WRITTEN PROBLEM> Repeat the listing in full, exactly as it stands.

RECORD EXTRACTS>
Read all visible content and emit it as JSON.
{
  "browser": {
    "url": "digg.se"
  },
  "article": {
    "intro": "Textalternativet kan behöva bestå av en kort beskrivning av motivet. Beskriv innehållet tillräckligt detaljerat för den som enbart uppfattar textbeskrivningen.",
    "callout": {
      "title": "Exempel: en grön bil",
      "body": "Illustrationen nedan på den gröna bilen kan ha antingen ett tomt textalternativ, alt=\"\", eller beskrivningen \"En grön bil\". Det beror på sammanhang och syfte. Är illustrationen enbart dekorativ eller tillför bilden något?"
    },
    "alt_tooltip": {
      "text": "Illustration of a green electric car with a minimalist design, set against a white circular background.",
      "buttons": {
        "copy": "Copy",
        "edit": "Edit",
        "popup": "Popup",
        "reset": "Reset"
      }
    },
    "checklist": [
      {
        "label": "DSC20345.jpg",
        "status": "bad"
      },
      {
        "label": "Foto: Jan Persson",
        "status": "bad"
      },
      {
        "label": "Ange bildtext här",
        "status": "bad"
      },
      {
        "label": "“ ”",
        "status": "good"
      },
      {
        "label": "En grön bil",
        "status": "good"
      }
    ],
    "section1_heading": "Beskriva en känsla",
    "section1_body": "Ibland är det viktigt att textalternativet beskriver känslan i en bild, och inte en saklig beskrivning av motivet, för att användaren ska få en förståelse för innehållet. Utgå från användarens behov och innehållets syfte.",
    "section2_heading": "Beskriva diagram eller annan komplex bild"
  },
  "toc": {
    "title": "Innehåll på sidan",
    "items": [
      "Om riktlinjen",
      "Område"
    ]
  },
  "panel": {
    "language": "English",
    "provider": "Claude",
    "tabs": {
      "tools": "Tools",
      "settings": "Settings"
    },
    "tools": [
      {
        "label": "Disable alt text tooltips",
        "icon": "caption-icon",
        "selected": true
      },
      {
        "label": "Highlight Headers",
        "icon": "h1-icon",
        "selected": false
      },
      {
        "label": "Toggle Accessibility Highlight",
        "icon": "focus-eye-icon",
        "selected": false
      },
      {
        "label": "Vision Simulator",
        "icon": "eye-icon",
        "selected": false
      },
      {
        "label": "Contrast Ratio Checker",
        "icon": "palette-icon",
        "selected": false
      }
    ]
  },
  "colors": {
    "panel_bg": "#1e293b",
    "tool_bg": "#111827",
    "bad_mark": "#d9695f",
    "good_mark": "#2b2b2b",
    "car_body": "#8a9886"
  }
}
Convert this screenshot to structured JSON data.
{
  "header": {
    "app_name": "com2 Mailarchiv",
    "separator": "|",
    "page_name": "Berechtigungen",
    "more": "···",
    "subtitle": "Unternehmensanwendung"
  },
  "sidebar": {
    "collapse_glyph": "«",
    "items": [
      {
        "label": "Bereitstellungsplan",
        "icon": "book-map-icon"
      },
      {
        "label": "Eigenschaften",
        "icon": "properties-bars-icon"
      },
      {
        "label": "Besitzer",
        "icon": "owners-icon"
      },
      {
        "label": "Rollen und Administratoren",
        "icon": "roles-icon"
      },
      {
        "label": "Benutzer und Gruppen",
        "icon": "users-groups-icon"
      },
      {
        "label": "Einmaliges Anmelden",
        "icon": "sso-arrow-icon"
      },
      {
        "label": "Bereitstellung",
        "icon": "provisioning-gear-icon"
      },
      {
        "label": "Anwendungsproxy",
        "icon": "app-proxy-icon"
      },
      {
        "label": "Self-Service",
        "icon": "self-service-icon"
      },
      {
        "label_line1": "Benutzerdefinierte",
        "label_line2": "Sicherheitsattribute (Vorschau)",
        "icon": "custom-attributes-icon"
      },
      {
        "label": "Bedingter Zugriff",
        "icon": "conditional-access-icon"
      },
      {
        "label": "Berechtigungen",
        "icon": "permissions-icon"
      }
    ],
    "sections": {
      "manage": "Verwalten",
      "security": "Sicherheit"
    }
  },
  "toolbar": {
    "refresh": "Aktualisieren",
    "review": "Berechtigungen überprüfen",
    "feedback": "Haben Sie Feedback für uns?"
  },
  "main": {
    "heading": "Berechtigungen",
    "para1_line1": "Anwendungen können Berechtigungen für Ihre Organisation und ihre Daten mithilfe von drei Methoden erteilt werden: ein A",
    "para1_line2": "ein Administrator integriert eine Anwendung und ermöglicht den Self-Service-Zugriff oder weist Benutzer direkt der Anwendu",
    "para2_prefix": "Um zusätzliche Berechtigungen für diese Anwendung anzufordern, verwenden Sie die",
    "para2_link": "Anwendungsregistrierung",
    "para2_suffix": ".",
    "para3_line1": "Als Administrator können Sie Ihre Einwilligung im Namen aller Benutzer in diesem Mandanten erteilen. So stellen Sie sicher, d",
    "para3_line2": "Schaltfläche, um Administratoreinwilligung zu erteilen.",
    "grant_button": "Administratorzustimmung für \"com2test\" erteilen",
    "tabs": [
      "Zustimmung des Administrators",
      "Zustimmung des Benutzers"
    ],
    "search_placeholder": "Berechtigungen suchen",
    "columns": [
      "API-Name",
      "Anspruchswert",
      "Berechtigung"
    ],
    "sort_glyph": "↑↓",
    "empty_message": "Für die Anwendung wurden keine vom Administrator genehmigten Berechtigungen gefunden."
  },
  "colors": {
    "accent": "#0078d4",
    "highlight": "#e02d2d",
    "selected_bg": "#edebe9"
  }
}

REPLY>
Read all visible content and emit it as JSON.
{
  "browser": {
    "url": "digg.se"
  },
  "article": {
    "intro": "Textalternativet kan behöva bestå av en kort beskrivning av motivet. Beskriv innehållet tillräckligt detaljerat för den som enbart uppfattar textbeskrivningen.",
    "callout": {
      "title": "Exempel: en grön bil",
      "body": "Illustrationen nedan på den gröna bilen kan ha antingen ett tomt textalternativ, alt=\"\", eller beskrivningen \"En grön bil\". Det beror på sammanhang och syfte. Är illustrationen enbart dekorativ eller tillför bilden något?"
    },
    "alt_tooltip": {
      "text": "Illustration of a green electric car with a minimalist design, set against a white circular background.",
      "buttons": {
        "copy": "Copy",
        "edit": "Edit",
        "popup": "Popup",
        "reset": "Reset"
      }
    },
    "checklist": [
      {
        "label": "DSC20345.jpg",
        "status": "bad"
      },
      {
        "label": "Foto: Jan Persson",
        "status": "bad"
      },
      {
        "label": "Ange bildtext här",
        "status": "bad"
      },
      {
        "label": "“ ”",
        "status": "good"
      },
      {
        "label": "En grön bil",
        "status": "good"
      }
    ],
    "section1_heading": "Beskriva en känsla",
    "section1_body": "Ibland är det viktigt att textalternativet beskriver känslan i en bild, och inte en saklig beskrivning av motivet, för att användaren ska få en förståelse för innehållet. Utgå från användarens behov och innehållets syfte.",
    "section2_heading": "Beskriva diagram eller annan komplex bild"
  },
  "toc": {
    "title": "Innehåll på sidan",
    "items": [
      "Om riktlinjen",
      "Område"
    ]
  },
  "panel": {
    "language": "English",
    "provider": "Claude",
    "tabs": {
      "tools": "Tools",
      "settings": "Settings"
    },
    "tools": [
      {
        "label": "Disable alt text tooltips",
        "icon": "caption-icon",
        "selected": true
      },
      {
        "label": "Highlight Headers",
        "icon": "h1-icon",
        "selected": false
      },
      {
        "label": "Toggle Accessibility Highlight",
        "icon": "focus-eye-icon",
        "selected": false
      },
      {
        "label": "Vision Simulator",
        "icon": "eye-icon",
        "selected": false
      },
      {
        "label": "Contrast Ratio Checker",
        "icon": "palette-icon",
        "selected": false
      }
    ]
  },
  "colors": {
    "panel_bg": "#1e293b",
    "tool_bg": "#111827",
    "bad_mark": "#d9695f",
    "good_mark": "#2b2b2b",
    "car_body": "#8a9886"
  }
}
Convert this screenshot to structured JSON data.
{
  "header": {
    "app_name": "com2 Mailarchiv",
    "separator": "|",
    "page_name": "Berechtigungen",
    "more": "···",
    "subtitle": "Unternehmensanwendung"
  },
  "sidebar": {
    "collapse_glyph": "«",
    "items": [
      {
        "label": "Bereitstellungsplan",
        "icon": "book-map-icon"
      },
      {
        "label": "Eigenschaften",
        "icon": "properties-bars-icon"
      },
      {
        "label": "Besitzer",
        "icon": "owners-icon"
      },
      {
        "label": "Rollen und Administratoren",
        "icon": "roles-icon"
      },
      {
        "label": "Benutzer und Gruppen",
        "icon": "users-groups-icon"
      },
      {
        "label": "Einmaliges Anmelden",
        "icon": "sso-arrow-icon"
      },
      {
        "label": "Bereitstellung",
        "icon": "provisioning-gear-icon"
      },
      {
        "label": "Anwendungsproxy",
        "icon": "app-proxy-icon"
      },
      {
        "label": "Self-Service",
        "icon": "self-service-icon"
      },
      {
        "label_line1": "Benutzerdefinierte",
        "label_line2": "Sicherheitsattribute (Vorschau)",
        "icon": "custom-attributes-icon"
      },
      {
        "label": "Bedingter Zugriff",
        "icon": "conditional-access-icon"
      },
      {
        "label": "Berechtigungen",
        "icon": "permissions-icon"
      }
    ],
    "sections": {
      "manage": "Verwalten",
      "security": "Sicherheit"
    }
  },
  "toolbar": {
    "refresh": "Aktualisieren",
    "review": "Berechtigungen überprüfen",
    "feedback": "Haben Sie Feedback für uns?"
  },
  "main": {
    "heading": "Berechtigungen",
    "para1_line1": "Anwendungen können Berechtigungen für Ihre Organisation und ihre Daten mithilfe von drei Methoden erteilt werden: ein A",
    "para1_line2": "ein Administrator integriert eine Anwendung und ermöglicht den Self-Service-Zugriff oder weist Benutzer direkt der Anwendu",
    "para2_prefix": "Um zusätzliche Berechtigungen für diese Anwendung anzufordern, verwenden Sie die",
    "para2_link": "Anwendungsregistrierung",
    "para2_suffix": ".",
    "para3_line1": "Als Administrator können Sie Ihre Einwilligung im Namen aller Benutzer in diesem Mandanten erteilen. So stellen Sie sicher, d",
    "para3_line2": "Schaltfläche, um Administratoreinwilligung zu erteilen.",
    "grant_button": "Administratorzustimmung für \"com2test\" erteilen",
    "tabs": [
      "Zustimmung des Administrators",
      "Zustimmung des Benutzers"
    ],
    "search_placeholder": "Berechtigungen suchen",
    "columns": [
      "API-Name",
      "Anspruchswert",
      "Berechtigung"
    ],
    "sort_glyph": "↑↓",
    "empty_message": "Für die Anwendung wurden keine vom Administrator genehmigten Berechtigungen gefunden."
  },
  "colors": {
    "accent": "#0078d4",
    "highlight": "#e02d2d",
    "selected_bg": "#edebe9"
  }
}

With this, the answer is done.